- Goal
Copy each entry as it stands, leaving nothing out.

- Data shown
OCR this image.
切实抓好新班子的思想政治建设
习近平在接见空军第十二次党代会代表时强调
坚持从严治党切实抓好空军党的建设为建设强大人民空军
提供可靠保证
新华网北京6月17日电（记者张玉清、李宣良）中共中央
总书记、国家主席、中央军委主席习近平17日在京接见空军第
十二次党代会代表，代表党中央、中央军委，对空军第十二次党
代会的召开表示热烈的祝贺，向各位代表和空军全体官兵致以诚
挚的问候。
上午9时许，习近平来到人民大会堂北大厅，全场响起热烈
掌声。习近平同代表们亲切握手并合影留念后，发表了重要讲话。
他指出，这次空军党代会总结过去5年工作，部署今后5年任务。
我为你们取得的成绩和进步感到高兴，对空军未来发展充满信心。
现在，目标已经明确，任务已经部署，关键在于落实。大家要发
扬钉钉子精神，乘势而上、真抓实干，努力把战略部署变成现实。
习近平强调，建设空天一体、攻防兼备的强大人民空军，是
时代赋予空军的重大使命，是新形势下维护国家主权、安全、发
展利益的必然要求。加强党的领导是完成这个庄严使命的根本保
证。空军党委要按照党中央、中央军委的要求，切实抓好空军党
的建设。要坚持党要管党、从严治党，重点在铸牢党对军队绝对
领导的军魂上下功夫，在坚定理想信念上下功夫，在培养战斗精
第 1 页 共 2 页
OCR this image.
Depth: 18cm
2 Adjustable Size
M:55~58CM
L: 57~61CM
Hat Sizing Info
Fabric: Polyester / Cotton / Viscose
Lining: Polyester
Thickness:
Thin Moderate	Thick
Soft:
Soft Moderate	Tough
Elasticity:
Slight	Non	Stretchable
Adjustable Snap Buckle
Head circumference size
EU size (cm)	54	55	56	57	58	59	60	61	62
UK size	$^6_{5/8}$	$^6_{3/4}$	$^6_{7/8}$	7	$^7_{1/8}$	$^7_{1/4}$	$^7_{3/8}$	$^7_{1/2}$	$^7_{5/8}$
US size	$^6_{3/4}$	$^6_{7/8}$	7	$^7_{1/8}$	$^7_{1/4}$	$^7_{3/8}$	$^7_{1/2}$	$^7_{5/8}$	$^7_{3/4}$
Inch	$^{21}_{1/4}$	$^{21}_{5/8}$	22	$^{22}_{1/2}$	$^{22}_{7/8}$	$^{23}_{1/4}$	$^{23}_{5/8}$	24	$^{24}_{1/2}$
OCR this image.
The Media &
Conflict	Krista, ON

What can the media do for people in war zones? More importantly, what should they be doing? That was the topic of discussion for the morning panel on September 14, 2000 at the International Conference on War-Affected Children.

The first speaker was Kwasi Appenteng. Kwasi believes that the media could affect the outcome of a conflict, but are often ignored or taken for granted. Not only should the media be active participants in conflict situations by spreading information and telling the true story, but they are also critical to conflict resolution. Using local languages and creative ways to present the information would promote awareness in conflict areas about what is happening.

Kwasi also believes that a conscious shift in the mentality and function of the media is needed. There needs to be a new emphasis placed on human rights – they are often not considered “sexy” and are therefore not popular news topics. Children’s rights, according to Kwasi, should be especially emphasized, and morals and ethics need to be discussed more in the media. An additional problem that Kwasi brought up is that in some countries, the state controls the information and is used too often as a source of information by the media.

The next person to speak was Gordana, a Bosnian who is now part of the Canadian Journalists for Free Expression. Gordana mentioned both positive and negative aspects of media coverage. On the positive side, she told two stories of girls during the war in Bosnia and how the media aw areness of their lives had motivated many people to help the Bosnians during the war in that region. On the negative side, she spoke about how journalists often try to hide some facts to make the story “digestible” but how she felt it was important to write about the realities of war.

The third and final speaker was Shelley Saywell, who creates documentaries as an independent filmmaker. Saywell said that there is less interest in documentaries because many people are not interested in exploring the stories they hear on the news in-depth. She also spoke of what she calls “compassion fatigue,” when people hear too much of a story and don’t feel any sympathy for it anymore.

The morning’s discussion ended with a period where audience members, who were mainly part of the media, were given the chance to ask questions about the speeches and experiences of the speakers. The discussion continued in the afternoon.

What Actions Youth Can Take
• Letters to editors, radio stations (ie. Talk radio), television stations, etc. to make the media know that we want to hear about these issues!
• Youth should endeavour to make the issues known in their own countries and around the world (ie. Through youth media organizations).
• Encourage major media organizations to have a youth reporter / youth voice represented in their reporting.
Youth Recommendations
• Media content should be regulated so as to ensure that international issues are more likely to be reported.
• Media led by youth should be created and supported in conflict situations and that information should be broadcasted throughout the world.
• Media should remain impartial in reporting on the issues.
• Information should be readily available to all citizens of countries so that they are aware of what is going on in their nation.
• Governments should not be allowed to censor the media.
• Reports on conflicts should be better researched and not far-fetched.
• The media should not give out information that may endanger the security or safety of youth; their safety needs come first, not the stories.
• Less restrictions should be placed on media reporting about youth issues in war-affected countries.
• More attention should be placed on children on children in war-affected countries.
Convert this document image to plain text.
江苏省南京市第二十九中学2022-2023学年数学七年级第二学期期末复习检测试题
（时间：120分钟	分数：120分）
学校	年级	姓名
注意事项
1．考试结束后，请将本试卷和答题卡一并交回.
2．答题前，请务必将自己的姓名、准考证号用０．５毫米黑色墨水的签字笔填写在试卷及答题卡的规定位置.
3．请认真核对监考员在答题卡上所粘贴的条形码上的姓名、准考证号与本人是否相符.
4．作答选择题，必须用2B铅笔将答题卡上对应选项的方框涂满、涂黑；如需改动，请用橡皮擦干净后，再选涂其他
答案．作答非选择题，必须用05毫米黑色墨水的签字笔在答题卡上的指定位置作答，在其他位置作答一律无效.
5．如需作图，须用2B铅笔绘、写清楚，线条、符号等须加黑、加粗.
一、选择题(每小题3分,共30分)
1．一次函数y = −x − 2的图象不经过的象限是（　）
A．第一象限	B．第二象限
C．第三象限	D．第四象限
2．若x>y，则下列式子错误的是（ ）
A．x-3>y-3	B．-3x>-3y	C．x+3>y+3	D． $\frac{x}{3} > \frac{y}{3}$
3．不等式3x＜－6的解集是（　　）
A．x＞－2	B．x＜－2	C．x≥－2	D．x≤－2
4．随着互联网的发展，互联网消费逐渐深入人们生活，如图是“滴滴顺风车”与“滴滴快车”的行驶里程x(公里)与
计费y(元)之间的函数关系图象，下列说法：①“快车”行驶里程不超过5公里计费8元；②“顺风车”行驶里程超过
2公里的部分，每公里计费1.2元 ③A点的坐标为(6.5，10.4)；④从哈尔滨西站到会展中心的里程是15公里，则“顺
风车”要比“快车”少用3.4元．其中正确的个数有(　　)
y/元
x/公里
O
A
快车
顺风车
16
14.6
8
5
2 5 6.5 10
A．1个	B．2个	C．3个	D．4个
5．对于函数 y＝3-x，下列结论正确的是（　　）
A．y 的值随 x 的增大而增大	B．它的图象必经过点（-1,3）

- In response
OCR this image.
切实抓好新班子的思想政治建设
习近平在接见空军第十二次党代会代表时强调
坚持从严治党切实抓好空军党的建设为建设强大人民空军
提供可靠保证
新华网北京6月17日电（记者张玉清、李宣良）中共中央
总书记、国家主席、中央军委主席习近平17日在京接见空军第
十二次党代会代表，代表党中央、中央军委，对空军第十二次党
代会的召开表示热烈的祝贺，向各位代表和空军全体官兵致以诚
挚的问候。
上午9时许，习近平来到人民大会堂北大厅，全场响起热烈
掌声。习近平同代表们亲切握手并合影留念后，发表了重要讲话。
他指出，这次空军党代会总结过去5年工作，部署今后5年任务。
我为你们取得的成绩和进步感到高兴，对空军未来发展充满信心。
现在，目标已经明确，任务已经部署，关键在于落实。大家要发
扬钉钉子精神，乘势而上、真抓实干，努力把战略部署变成现实。
习近平强调，建设空天一体、攻防兼备的强大人民空军，是
时代赋予空军的重大使命，是新形势下维护国家主权、安全、发
展利益的必然要求。加强党的领导是完成这个庄严使命的根本保
证。空军党委要按照党中央、中央军委的要求，切实抓好空军党
的建设。要坚持党要管党、从严治党，重点在铸牢党对军队绝对
领导的军魂上下功夫，在坚定理想信念上下功夫，在培养战斗精
第 1 页 共 2 页
OCR this image.
Depth: 18cm
2 Adjustable Size
M:55~58CM
L: 57~61CM
Hat Sizing Info
Fabric: Polyester / Cotton / Viscose
Lining: Polyester
Thickness:
Thin Moderate	Thick
Soft:
Soft Moderate	Tough
Elasticity:
Slight	Non	Stretchable
Adjustable Snap Buckle
Head circumference size
EU size (cm)	54	55	56	57	58	59	60	61	62
UK size	$^6_{5/8}$	$^6_{3/4}$	$^6_{7/8}$	7	$^7_{1/8}$	$^7_{1/4}$	$^7_{3/8}$	$^7_{1/2}$	$^7_{5/8}$
US size	$^6_{3/4}$	$^6_{7/8}$	7	$^7_{1/8}$	$^7_{1/4}$	$^7_{3/8}$	$^7_{1/2}$	$^7_{5/8}$	$^7_{3/4}$
Inch	$^{21}_{1/4}$	$^{21}_{5/8}$	22	$^{22}_{1/2}$	$^{22}_{7/8}$	$^{23}_{1/4}$	$^{23}_{5/8}$	24	$^{24}_{1/2}$
OCR this image.
The Media &
Conflict	Krista, ON

What can the media do for people in war zones? More importantly, what should they be doing? That was the topic of discussion for the morning panel on September 14, 2000 at the International Conference on War-Affected Children.

The first speaker was Kwasi Appenteng. Kwasi believes that the media could affect the outcome of a conflict, but are often ignored or taken for granted. Not only should the media be active participants in conflict situations by spreading information and telling the true story, but they are also critical to conflict resolution. Using local languages and creative ways to present the information would promote awareness in conflict areas about what is happening.

Kwasi also believes that a conscious shift in the mentality and function of the media is needed. There needs to be a new emphasis placed on human rights – they are often not considered “sexy” and are therefore not popular news topics. Children’s rights, according to Kwasi, should be especially emphasized, and morals and ethics need to be discussed more in the media. An additional problem that Kwasi brought up is that in some countries, the state controls the information and is used too often as a source of information by the media.

The next person to speak was Gordana, a Bosnian who is now part of the Canadian Journalists for Free Expression. Gordana mentioned both positive and negative aspects of media coverage. On the positive side, she told two stories of girls during the war in Bosnia and how the media aw areness of their lives had motivated many people to help the Bosnians during the war in that region. On the negative side, she spoke about how journalists often try to hide some facts to make the story “digestible” but how she felt it was important to write about the realities of war.

The third and final speaker was Shelley Saywell, who creates documentaries as an independent filmmaker. Saywell said that there is less interest in documentaries because many people are not interested in exploring the stories they hear on the news in-depth. She also spoke of what she calls “compassion fatigue,” when people hear too much of a story and don’t feel any sympathy for it anymore.

The morning’s discussion ended with a period where audience members, who were mainly part of the media, were given the chance to ask questions about the speeches and experiences of the speakers. The discussion continued in the afternoon.

What Actions Youth Can Take
• Letters to editors, radio stations (ie. Talk radio), television stations, etc. to make the media know that we want to hear about these issues!
• Youth should endeavour to make the issues known in their own countries and around the world (ie. Through youth media organizations).
• Encourage major media organizations to have a youth reporter / youth voice represented in their reporting.
Youth Recommendations
• Media content should be regulated so as to ensure that international issues are more likely to be reported.
• Media led by youth should be created and supported in conflict situations and that information should be broadcasted throughout the world.
• Media should remain impartial in reporting on the issues.
• Information should be readily available to all citizens of countries so that they are aware of what is going on in their nation.
• Governments should not be allowed to censor the media.
• Reports on conflicts should be better researched and not far-fetched.
• The media should not give out information that may endanger the security or safety of youth; their safety needs come first, not the stories.
• Less restrictions should be placed on media reporting about youth issues in war-affected countries.
• More attention should be placed on children on children in war-affected countries.
Convert this document image to plain text.
江苏省南京市第二十九中学2022-2023学年数学七年级第二学期期末复习检测试题
（时间：120分钟	分数：120分）
学校	年级	姓名
注意事项
1．考试结束后，请将本试卷和答题卡一并交回.
2．答题前，请务必将自己的姓名、准考证号用０．５毫米黑色墨水的签字笔填写在试卷及答题卡的规定位置.
3．请认真核对监考员在答题卡上所粘贴的条形码上的姓名、准考证号与本人是否相符.
4．作答选择题，必须用2B铅笔将答题卡上对应选项的方框涂满、涂黑；如需改动，请用橡皮擦干净后，再选涂其他
答案．作答非选择题，必须用05毫米黑色墨水的签字笔在答题卡上的指定位置作答，在其他位置作答一律无效.
5．如需作图，须用2B铅笔绘、写清楚，线条、符号等须加黑、加粗.
一、选择题(每小题3分,共30分)
1．一次函数y = −x − 2的图象不经过的象限是（　）
A．第一象限	B．第二象限
C．第三象限	D．第四象限
2．若x>y，则下列式子错误的是（ ）
A．x-3>y-3	B．-3x>-3y	C．x+3>y+3	D． $\frac{x}{3} > \frac{y}{3}$
3．不等式3x＜－6的解集是（　　）
A．x＞－2	B．x＜－2	C．x≥－2	D．x≤－2
4．随着互联网的发展，互联网消费逐渐深入人们生活，如图是“滴滴顺风车”与“滴滴快车”的行驶里程x(公里)与
计费y(元)之间的函数关系图象，下列说法：①“快车”行驶里程不超过5公里计费8元；②“顺风车”行驶里程超过
2公里的部分，每公里计费1.2元 ③A点的坐标为(6.5，10.4)；④从哈尔滨西站到会展中心的里程是15公里，则“顺
风车”要比“快车”少用3.4元．其中正确的个数有(　　)
y/元
x/公里
O
A
快车
顺风车
16
14.6
8
5
2 5 6.5 10
A．1个	B．2个	C．3个	D．4个
5．对于函数 y＝3-x，下列结论正确的是（　　）
A．y 的值随 x 的增大而增大	B．它的图象必经过点（-1,3）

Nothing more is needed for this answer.